## Exercise goal
Copy every line from the records below that holds the word "JSON".
# start of Material supplied
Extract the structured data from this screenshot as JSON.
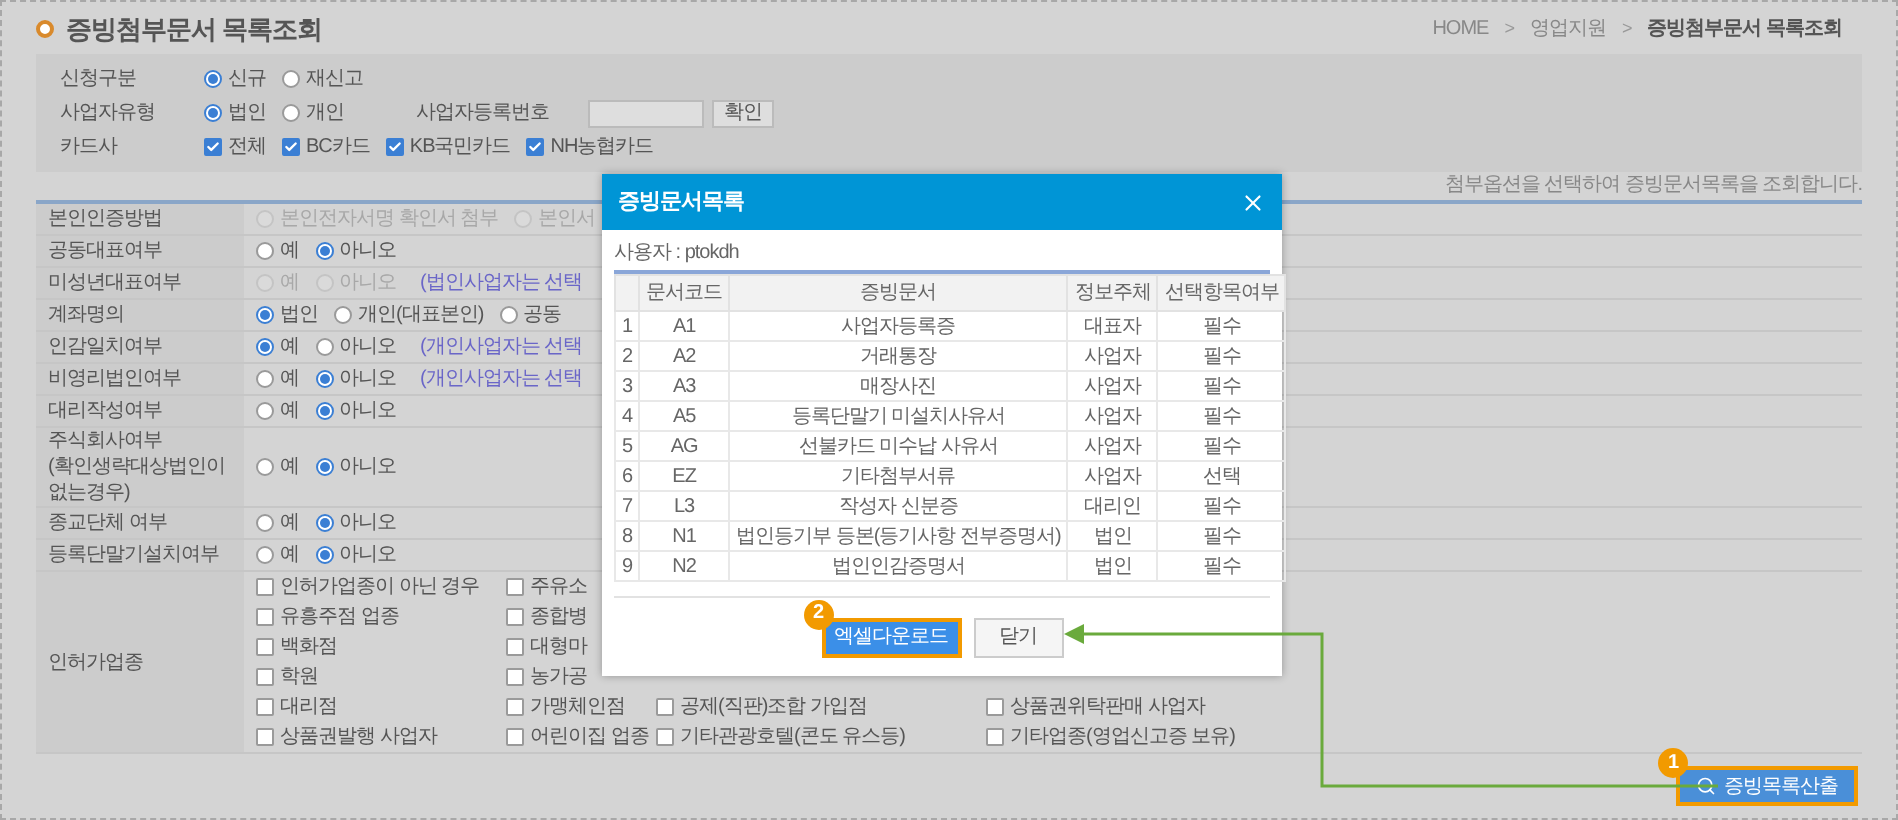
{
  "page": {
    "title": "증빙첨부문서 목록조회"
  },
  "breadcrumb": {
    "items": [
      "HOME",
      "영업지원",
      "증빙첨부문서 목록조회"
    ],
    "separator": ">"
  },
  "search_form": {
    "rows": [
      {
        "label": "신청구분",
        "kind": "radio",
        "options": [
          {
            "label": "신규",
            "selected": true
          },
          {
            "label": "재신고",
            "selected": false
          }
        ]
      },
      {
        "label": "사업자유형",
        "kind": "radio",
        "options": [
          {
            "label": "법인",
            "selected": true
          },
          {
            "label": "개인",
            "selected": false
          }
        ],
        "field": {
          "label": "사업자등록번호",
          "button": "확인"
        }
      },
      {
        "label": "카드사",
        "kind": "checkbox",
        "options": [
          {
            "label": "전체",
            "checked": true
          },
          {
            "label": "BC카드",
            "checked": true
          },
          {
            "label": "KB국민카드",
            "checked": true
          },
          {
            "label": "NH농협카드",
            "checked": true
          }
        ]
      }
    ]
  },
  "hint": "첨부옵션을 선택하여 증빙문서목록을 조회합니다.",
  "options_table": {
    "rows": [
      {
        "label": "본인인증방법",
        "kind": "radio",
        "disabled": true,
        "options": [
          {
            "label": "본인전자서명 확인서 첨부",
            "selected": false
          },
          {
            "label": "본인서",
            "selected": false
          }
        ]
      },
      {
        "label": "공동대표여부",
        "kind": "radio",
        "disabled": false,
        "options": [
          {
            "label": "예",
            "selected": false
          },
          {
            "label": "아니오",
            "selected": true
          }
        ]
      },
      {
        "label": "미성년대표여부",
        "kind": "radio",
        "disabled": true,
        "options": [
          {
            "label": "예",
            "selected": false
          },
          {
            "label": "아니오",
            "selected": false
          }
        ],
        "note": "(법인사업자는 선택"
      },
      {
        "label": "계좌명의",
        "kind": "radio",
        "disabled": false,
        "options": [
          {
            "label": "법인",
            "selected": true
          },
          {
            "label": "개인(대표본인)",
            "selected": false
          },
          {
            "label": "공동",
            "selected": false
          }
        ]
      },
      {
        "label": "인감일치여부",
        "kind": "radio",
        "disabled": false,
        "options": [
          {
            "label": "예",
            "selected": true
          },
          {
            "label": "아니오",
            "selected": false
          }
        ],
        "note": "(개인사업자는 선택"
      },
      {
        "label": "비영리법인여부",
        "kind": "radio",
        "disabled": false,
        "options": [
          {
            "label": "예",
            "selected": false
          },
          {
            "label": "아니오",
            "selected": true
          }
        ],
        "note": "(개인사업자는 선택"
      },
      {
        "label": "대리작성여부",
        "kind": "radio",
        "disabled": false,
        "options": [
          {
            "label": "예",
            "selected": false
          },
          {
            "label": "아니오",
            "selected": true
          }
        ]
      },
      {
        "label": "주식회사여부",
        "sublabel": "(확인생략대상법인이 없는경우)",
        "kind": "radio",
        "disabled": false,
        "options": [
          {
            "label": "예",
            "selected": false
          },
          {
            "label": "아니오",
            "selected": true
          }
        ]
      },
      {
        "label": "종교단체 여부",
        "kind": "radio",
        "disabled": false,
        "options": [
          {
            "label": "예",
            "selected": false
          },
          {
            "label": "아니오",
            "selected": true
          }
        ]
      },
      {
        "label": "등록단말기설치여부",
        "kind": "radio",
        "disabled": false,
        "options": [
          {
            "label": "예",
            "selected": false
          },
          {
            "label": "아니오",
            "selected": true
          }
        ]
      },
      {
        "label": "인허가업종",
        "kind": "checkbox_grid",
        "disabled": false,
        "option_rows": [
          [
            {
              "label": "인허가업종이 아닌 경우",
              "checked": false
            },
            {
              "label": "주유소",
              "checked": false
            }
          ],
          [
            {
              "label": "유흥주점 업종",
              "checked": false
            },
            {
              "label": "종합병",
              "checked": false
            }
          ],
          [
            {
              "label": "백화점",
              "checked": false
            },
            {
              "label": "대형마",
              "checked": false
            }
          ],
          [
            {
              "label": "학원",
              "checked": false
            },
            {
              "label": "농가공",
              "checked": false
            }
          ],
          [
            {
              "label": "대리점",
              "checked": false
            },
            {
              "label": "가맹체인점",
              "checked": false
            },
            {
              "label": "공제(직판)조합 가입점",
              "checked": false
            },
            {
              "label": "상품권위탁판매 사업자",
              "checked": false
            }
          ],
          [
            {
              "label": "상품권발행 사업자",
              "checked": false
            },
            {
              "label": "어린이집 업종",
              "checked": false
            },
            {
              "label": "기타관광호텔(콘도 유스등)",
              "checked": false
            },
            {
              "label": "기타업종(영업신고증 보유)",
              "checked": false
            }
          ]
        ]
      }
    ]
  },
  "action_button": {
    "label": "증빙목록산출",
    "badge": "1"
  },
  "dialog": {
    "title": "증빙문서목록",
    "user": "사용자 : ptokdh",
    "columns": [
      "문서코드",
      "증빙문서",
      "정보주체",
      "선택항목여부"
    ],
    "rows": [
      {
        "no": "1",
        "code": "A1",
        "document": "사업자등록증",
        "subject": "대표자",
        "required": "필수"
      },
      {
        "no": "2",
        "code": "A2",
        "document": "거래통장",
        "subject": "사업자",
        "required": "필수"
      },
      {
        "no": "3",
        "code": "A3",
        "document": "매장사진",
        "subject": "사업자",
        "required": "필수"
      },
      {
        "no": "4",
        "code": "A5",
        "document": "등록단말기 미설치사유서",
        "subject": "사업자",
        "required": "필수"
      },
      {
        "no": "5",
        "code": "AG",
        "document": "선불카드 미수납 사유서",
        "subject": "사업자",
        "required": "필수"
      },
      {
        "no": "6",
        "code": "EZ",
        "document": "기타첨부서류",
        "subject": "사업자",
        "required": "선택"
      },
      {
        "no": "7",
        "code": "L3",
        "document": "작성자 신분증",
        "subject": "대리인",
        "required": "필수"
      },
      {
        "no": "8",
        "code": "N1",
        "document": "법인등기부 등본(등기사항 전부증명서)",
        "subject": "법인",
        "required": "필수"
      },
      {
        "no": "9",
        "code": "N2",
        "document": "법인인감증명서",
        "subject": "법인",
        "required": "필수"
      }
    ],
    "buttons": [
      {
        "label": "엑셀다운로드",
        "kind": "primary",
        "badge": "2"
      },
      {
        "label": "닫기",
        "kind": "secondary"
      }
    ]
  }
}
# end of Material supplied
# start of Material supplied
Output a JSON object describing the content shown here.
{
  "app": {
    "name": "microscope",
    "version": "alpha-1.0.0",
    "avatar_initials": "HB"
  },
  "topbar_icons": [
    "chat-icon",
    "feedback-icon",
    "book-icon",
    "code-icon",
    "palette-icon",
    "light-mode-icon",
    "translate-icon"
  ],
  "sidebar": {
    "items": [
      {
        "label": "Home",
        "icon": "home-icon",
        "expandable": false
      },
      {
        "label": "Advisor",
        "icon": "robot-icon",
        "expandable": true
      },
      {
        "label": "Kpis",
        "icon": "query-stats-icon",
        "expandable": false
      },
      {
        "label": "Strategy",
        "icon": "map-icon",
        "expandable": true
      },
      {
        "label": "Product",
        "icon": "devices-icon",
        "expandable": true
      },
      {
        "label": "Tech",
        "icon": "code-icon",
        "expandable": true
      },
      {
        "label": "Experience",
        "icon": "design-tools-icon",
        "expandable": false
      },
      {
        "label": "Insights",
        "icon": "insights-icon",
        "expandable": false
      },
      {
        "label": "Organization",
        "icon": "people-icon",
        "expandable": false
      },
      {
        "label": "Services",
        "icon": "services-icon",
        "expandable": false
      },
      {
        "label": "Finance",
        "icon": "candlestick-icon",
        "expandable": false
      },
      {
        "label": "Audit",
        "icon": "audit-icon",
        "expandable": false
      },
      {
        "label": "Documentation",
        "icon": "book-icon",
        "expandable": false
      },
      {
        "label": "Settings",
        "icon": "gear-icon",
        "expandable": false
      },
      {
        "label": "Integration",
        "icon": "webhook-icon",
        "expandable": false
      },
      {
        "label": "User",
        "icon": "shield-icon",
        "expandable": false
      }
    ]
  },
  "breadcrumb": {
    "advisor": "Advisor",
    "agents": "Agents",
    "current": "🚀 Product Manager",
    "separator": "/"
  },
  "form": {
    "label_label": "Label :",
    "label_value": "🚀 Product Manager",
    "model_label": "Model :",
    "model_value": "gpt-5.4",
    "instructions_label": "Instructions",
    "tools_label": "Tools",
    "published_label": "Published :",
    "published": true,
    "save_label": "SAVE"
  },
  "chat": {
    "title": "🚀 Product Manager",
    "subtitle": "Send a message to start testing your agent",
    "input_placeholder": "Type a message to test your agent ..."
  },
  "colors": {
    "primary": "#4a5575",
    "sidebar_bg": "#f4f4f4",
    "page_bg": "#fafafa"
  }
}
# end of Material supplied
## Task output
Extract the structured data from this screenshot as JSON.
Output a JSON object describing the content shown here.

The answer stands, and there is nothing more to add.